What you are asked to do
Write out each entry, exactly the way it appears.

Stored entries
########
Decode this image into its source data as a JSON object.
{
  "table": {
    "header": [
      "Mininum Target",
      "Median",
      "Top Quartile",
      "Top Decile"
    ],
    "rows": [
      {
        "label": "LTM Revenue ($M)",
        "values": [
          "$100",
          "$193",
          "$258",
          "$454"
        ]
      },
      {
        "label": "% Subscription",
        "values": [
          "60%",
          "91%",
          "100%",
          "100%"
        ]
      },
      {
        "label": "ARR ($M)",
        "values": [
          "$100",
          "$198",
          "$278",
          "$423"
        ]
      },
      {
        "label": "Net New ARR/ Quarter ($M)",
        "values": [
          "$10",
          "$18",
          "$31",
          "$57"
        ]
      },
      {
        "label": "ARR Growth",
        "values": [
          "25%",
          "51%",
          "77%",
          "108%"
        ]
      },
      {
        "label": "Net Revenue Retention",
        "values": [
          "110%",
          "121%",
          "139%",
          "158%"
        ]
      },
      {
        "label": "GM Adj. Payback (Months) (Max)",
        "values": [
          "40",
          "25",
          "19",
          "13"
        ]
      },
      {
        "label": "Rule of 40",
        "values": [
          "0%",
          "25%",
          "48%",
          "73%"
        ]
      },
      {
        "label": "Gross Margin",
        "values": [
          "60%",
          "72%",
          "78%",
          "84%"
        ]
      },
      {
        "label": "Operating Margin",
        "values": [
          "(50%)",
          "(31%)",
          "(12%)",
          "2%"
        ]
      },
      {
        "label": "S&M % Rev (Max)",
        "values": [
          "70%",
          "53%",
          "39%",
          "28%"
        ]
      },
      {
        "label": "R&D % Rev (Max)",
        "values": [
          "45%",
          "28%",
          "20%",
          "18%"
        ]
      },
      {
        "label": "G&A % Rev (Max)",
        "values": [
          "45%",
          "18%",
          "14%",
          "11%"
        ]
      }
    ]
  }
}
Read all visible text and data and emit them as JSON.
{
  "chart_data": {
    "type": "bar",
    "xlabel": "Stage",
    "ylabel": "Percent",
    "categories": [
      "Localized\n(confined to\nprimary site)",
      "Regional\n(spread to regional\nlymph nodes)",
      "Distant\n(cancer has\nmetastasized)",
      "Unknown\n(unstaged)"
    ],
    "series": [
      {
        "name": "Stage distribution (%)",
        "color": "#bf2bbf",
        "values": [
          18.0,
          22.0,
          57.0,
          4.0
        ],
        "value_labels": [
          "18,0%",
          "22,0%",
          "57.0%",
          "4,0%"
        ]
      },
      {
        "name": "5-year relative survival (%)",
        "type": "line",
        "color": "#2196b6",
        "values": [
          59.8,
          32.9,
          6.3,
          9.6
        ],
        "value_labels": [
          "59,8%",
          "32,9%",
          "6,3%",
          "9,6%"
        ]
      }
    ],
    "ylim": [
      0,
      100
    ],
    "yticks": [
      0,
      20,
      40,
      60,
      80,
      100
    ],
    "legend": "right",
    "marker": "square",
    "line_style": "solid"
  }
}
########
The result
Decode this image into its source data as a JSON object.
{
  "table": {
    "header": [
      "Mininum Target",
      "Median",
      "Top Quartile",
      "Top Decile"
    ],
    "rows": [
      {
        "label": "LTM Revenue ($M)",
        "values": [
          "$100",
          "$193",
          "$258",
          "$454"
        ]
      },
      {
        "label": "% Subscription",
        "values": [
          "60%",
          "91%",
          "100%",
          "100%"
        ]
      },
      {
        "label": "ARR ($M)",
        "values": [
          "$100",
          "$198",
          "$278",
          "$423"
        ]
      },
      {
        "label": "Net New ARR/ Quarter ($M)",
        "values": [
          "$10",
          "$18",
          "$31",
          "$57"
        ]
      },
      {
        "label": "ARR Growth",
        "values": [
          "25%",
          "51%",
          "77%",
          "108%"
        ]
      },
      {
        "label": "Net Revenue Retention",
        "values": [
          "110%",
          "121%",
          "139%",
          "158%"
        ]
      },
      {
        "label": "GM Adj. Payback (Months) (Max)",
        "values": [
          "40",
          "25",
          "19",
          "13"
        ]
      },
      {
        "label": "Rule of 40",
        "values": [
          "0%",
          "25%",
          "48%",
          "73%"
        ]
      },
      {
        "label": "Gross Margin",
        "values": [
          "60%",
          "72%",
          "78%",
          "84%"
        ]
      },
      {
        "label": "Operating Margin",
        "values": [
          "(50%)",
          "(31%)",
          "(12%)",
          "2%"
        ]
      },
      {
        "label": "S&M % Rev (Max)",
        "values": [
          "70%",
          "53%",
          "39%",
          "28%"
        ]
      },
      {
        "label": "R&D % Rev (Max)",
        "values": [
          "45%",
          "28%",
          "20%",
          "18%"
        ]
      },
      {
        "label": "G&A % Rev (Max)",
        "values": [
          "45%",
          "18%",
          "14%",
          "11%"
        ]
      }
    ]
  }
}
Read all visible text and data and emit them as JSON.
{
  "chart_data": {
    "type": "bar",
    "xlabel": "Stage",
    "ylabel": "Percent",
    "categories": [
      "Localized\n(confined to\nprimary site)",
      "Regional\n(spread to regional\nlymph nodes)",
      "Distant\n(cancer has\nmetastasized)",
      "Unknown\n(unstaged)"
    ],
    "series": [
      {
        "name": "Stage distribution (%)",
        "color": "#bf2bbf",
        "values": [
          18.0,
          22.0,
          57.0,
          4.0
        ],
        "value_labels": [
          "18,0%",
          "22,0%",
          "57.0%",
          "4,0%"
        ]
      },
      {
        "name": "5-year relative survival (%)",
        "type": "line",
        "color": "#2196b6",
        "values": [
          59.8,
          32.9,
          6.3,
          9.6
        ],
        "value_labels": [
          "59,8%",
          "32,9%",
          "6,3%",
          "9,6%"
        ]
      }
    ],
    "ylim": [
      0,
      100
    ],
    "yticks": [
      0,
      20,
      40,
      60,
      80,
      100
    ],
    "legend": "right",
    "marker": "square",
    "line_style": "solid"
  }
}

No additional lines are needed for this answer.